Aim
Select, from the data, each line where "Your" occurs.

Dataset records
_ _ _ _ _ _ _

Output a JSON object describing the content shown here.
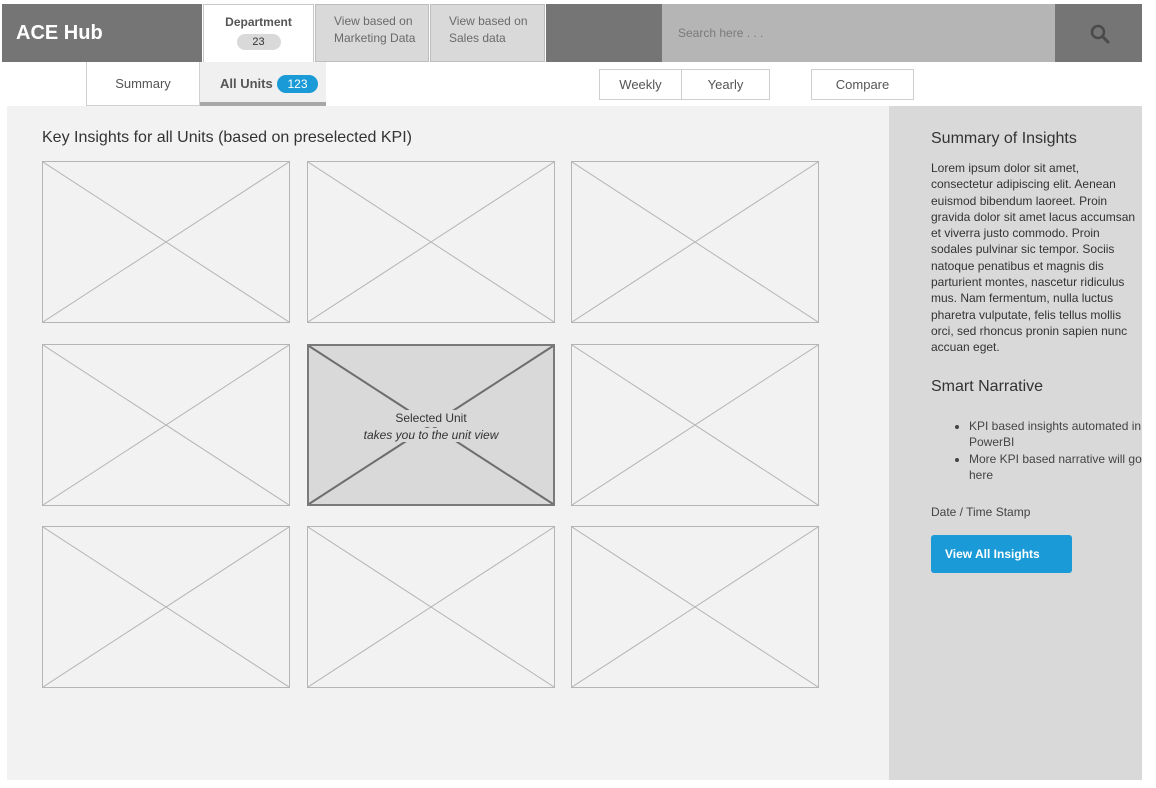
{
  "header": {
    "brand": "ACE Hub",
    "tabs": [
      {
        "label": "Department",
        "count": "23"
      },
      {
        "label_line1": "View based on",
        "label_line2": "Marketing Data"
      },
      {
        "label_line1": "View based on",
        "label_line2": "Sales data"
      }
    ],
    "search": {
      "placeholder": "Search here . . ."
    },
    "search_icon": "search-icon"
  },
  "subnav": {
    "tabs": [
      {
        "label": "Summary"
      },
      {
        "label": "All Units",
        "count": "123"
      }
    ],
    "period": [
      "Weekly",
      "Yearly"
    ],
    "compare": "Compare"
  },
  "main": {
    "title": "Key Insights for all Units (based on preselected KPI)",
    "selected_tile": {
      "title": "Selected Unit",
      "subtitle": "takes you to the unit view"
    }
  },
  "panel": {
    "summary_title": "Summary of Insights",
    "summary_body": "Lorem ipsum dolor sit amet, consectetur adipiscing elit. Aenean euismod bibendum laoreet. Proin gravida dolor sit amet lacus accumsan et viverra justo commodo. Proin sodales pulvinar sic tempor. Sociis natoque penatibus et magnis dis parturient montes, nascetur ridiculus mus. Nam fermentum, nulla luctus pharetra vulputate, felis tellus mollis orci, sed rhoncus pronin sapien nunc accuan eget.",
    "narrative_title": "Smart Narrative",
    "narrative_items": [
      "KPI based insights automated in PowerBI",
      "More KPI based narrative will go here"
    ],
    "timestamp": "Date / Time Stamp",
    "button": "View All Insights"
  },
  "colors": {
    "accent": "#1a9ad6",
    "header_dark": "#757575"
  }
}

_ _ _ _ _ _ _

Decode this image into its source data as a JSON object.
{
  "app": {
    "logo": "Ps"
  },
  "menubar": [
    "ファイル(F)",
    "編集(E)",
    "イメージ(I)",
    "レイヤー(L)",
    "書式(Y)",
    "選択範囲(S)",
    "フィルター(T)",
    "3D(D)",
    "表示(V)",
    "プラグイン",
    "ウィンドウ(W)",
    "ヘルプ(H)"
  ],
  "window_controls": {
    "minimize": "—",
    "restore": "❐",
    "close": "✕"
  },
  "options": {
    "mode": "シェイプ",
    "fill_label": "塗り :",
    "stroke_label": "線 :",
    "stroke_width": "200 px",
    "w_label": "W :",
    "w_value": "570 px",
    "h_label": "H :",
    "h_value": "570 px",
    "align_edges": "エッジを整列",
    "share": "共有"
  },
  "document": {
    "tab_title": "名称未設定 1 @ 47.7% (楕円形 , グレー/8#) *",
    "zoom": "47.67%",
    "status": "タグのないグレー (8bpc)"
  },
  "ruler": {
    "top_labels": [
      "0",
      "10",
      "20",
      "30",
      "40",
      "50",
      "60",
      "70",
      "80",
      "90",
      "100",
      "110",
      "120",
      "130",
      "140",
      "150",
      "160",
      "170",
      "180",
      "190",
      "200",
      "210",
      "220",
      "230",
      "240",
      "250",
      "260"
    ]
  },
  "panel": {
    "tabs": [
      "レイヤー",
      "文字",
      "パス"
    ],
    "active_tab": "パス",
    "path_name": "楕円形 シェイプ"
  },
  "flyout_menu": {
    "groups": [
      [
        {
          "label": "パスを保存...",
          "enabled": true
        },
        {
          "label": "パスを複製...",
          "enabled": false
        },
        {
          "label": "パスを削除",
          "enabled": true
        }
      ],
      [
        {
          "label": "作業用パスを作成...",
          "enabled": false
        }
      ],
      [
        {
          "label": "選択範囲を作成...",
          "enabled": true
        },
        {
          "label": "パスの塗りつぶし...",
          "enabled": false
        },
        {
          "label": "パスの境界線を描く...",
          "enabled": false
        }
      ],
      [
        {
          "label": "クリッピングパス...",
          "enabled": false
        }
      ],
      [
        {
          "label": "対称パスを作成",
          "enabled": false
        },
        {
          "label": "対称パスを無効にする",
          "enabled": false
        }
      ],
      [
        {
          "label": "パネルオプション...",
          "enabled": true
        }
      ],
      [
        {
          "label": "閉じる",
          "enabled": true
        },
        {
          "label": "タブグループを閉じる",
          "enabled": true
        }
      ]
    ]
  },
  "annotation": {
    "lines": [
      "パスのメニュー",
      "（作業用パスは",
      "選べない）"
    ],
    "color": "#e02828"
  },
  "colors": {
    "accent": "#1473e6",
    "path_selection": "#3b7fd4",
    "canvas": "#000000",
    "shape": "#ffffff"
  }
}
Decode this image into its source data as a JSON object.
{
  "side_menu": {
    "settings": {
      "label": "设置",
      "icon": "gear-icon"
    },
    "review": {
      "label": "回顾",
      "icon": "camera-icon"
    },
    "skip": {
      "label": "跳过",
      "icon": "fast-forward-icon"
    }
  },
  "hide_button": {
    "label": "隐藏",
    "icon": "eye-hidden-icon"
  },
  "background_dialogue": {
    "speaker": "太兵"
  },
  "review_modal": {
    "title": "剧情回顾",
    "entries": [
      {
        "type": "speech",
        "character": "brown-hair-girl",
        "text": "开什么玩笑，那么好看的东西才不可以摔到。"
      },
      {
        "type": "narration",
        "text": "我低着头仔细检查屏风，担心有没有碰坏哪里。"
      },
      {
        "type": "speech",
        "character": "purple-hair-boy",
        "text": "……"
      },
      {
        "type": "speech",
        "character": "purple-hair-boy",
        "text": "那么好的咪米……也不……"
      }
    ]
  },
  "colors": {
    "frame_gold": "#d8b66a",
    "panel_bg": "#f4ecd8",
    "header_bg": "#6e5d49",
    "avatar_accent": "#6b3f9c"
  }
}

_ _ _ _ _ _ _

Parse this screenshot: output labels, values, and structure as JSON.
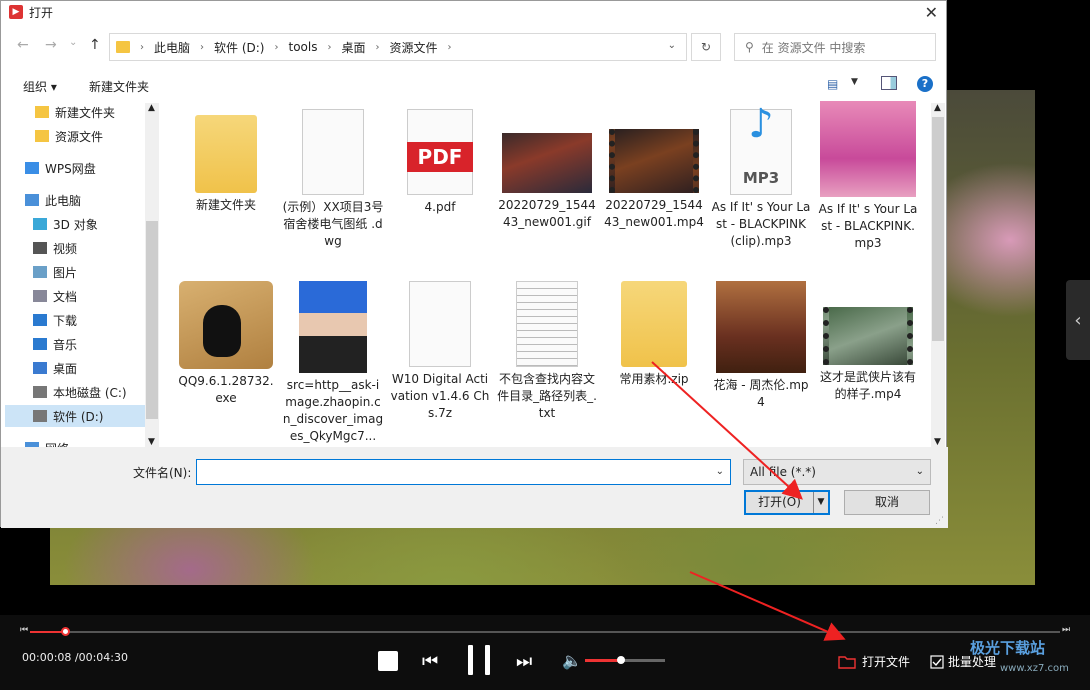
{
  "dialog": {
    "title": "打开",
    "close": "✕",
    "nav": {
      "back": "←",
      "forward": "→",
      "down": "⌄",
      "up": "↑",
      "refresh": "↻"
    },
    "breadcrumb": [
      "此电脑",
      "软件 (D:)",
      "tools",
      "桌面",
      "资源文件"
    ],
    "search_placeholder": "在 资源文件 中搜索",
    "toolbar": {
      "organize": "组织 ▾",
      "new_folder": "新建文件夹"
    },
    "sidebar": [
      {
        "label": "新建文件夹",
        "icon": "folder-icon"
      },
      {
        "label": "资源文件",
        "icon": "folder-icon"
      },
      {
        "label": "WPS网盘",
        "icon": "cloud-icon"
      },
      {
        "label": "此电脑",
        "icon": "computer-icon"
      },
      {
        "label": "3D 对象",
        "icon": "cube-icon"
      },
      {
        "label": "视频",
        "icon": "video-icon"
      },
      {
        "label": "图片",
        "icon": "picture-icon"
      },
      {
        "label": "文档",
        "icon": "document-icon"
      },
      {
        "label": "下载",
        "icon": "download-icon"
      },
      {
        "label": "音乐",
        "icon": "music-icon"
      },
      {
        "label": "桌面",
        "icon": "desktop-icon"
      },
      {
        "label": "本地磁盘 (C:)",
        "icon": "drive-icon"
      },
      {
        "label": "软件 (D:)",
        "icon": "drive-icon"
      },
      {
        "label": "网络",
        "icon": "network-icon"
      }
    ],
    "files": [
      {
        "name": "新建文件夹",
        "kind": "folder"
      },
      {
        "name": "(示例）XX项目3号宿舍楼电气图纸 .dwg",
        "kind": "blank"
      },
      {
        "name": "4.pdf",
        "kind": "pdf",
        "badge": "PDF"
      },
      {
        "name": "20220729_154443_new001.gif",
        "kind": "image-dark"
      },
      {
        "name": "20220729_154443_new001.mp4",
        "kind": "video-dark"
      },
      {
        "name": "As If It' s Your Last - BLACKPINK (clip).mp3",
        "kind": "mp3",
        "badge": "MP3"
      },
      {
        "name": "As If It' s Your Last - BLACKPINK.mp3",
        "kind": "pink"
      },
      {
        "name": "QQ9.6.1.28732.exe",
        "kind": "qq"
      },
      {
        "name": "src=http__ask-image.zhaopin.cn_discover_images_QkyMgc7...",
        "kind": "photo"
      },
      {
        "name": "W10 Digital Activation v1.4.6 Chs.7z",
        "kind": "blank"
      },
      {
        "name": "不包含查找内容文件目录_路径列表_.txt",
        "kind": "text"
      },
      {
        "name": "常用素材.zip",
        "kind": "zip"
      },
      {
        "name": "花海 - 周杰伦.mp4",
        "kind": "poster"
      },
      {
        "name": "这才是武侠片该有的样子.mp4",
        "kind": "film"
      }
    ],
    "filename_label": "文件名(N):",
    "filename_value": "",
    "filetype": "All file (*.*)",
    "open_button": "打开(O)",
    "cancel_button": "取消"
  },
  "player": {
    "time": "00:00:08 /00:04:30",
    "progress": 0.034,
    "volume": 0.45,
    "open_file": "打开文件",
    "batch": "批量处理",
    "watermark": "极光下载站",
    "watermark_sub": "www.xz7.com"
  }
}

_ _ _ _ _ _ _

Worked answer
        "name": "As If It' s Your Last - BLACKPINK (clip).mp3",
        "name": "As If It' s Your Last - BLACKPINK.mp3",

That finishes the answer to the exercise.